◆ RECORDS
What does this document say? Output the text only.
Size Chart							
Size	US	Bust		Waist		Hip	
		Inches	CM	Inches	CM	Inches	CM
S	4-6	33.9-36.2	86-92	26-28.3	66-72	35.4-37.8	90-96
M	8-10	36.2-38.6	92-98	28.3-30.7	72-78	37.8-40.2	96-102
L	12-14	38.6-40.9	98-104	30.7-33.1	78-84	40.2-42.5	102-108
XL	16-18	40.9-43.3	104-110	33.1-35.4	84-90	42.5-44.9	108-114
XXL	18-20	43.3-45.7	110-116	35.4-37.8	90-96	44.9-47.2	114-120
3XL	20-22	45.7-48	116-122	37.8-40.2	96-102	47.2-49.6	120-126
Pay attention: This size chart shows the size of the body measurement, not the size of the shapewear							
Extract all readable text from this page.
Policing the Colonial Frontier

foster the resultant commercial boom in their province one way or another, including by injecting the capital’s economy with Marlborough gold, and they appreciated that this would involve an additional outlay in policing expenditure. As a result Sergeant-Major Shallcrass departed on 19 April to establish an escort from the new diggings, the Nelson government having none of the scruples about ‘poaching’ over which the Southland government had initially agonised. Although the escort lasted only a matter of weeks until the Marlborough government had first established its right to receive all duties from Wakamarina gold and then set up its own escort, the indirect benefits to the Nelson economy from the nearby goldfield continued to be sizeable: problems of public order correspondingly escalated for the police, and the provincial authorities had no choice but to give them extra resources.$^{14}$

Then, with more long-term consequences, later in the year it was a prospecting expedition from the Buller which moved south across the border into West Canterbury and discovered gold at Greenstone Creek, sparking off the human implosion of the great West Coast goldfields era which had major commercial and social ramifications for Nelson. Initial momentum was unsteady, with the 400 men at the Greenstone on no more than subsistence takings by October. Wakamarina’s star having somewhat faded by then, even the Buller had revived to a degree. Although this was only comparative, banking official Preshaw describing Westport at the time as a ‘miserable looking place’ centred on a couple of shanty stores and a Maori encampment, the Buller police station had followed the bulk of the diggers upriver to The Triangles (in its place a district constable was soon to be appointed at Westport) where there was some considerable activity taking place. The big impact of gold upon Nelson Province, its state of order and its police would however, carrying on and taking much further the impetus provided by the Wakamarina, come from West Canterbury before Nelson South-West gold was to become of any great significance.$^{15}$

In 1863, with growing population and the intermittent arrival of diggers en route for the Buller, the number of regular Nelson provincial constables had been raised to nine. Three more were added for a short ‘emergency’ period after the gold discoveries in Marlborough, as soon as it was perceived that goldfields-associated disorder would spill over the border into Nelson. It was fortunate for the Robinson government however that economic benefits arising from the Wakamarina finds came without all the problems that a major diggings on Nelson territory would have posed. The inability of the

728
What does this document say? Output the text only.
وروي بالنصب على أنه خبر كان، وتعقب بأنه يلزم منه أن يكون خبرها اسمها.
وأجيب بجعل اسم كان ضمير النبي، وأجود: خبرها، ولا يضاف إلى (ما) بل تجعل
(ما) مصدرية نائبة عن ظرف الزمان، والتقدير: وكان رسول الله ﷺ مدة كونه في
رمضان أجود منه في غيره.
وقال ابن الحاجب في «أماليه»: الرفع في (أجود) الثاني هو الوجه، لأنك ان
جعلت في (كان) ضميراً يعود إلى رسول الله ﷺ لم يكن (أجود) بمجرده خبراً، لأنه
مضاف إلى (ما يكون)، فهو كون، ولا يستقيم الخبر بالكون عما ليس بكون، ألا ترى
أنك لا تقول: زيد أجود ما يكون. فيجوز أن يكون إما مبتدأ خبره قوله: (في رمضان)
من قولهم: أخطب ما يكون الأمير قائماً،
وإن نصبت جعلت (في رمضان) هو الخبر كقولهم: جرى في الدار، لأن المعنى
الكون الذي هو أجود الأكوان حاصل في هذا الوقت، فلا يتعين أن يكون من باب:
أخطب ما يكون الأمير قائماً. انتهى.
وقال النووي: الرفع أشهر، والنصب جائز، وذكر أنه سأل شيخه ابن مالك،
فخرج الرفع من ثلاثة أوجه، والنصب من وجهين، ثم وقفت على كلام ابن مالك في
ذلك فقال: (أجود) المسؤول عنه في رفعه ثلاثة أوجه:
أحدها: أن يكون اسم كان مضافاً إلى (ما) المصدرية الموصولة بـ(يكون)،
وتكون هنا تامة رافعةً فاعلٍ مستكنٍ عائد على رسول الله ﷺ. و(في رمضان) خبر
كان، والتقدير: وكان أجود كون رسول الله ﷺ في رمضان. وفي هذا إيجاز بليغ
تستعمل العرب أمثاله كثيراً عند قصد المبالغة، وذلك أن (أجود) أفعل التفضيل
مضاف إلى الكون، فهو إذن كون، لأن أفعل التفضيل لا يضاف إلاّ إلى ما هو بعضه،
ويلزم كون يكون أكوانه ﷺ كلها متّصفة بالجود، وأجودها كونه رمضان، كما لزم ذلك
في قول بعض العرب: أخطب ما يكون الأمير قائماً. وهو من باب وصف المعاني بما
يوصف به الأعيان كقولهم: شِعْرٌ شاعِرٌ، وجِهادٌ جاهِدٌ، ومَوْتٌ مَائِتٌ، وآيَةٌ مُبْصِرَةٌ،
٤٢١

◆ PROMPT
Copy all lines from the material that contain "التفضيل".

◆ SOLUTION TO THE PROBLEM
تستعمل العرب أمثاله كثيراً عند قصد المبالغة، وذلك أن (أجود) أفعل التفضيل
مضاف إلى الكون، فهو إذن كون، لأن أفعل التفضيل لا يضاف إلاّ إلى ما هو بعضه،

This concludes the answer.